INPUT MATERIAL:

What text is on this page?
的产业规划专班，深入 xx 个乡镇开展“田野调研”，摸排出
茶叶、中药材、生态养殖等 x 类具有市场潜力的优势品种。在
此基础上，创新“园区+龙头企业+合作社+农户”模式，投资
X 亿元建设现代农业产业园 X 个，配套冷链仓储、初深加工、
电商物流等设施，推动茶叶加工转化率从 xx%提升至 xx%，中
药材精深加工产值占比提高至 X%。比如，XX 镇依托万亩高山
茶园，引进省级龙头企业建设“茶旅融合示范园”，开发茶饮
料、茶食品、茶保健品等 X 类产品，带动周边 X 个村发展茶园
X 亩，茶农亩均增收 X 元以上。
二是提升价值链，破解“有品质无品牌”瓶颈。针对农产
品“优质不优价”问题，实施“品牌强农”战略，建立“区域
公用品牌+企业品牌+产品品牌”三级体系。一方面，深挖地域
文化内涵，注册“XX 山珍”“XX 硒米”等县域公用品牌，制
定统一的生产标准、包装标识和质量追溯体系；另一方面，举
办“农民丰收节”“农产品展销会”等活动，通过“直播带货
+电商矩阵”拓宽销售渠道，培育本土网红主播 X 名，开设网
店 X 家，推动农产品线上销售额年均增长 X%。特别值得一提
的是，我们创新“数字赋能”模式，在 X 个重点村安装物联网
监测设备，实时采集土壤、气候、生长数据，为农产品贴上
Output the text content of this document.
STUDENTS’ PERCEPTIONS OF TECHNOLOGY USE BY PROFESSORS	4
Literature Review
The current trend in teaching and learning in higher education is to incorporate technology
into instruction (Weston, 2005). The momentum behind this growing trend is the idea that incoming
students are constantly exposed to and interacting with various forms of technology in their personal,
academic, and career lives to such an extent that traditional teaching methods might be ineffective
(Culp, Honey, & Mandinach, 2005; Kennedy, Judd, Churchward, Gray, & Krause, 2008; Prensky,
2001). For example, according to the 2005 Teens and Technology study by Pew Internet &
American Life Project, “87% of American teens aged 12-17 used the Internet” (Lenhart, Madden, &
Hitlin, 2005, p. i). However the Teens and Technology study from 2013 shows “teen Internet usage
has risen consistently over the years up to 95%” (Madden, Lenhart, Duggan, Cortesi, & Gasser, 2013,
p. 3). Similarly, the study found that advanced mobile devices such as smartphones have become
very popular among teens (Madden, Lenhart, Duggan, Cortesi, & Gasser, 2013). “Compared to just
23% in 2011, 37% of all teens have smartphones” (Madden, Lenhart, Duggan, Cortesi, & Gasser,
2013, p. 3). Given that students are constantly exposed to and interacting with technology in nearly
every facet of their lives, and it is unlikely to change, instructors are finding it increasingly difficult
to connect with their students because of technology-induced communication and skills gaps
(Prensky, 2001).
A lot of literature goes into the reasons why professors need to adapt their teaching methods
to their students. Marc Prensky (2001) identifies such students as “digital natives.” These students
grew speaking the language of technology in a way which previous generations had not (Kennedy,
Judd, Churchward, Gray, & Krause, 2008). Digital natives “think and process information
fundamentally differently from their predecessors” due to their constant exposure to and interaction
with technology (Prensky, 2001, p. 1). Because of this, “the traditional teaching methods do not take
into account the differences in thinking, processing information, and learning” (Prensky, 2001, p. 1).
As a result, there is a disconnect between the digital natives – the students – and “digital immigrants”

WORK TO DO: Gather all lines from the records above in which "with" appears.

RESULT FOR THIS TASK:
students are constantly exposed to and interacting with various forms of technology in their personal,
2013, p. 3). Given that students are constantly exposed to and interacting with technology in nearly
to connect with their students because of technology-induced communication and skills gaps
with technology (Prensky, 2001, p. 1). Because of this, “the traditional teaching methods do not take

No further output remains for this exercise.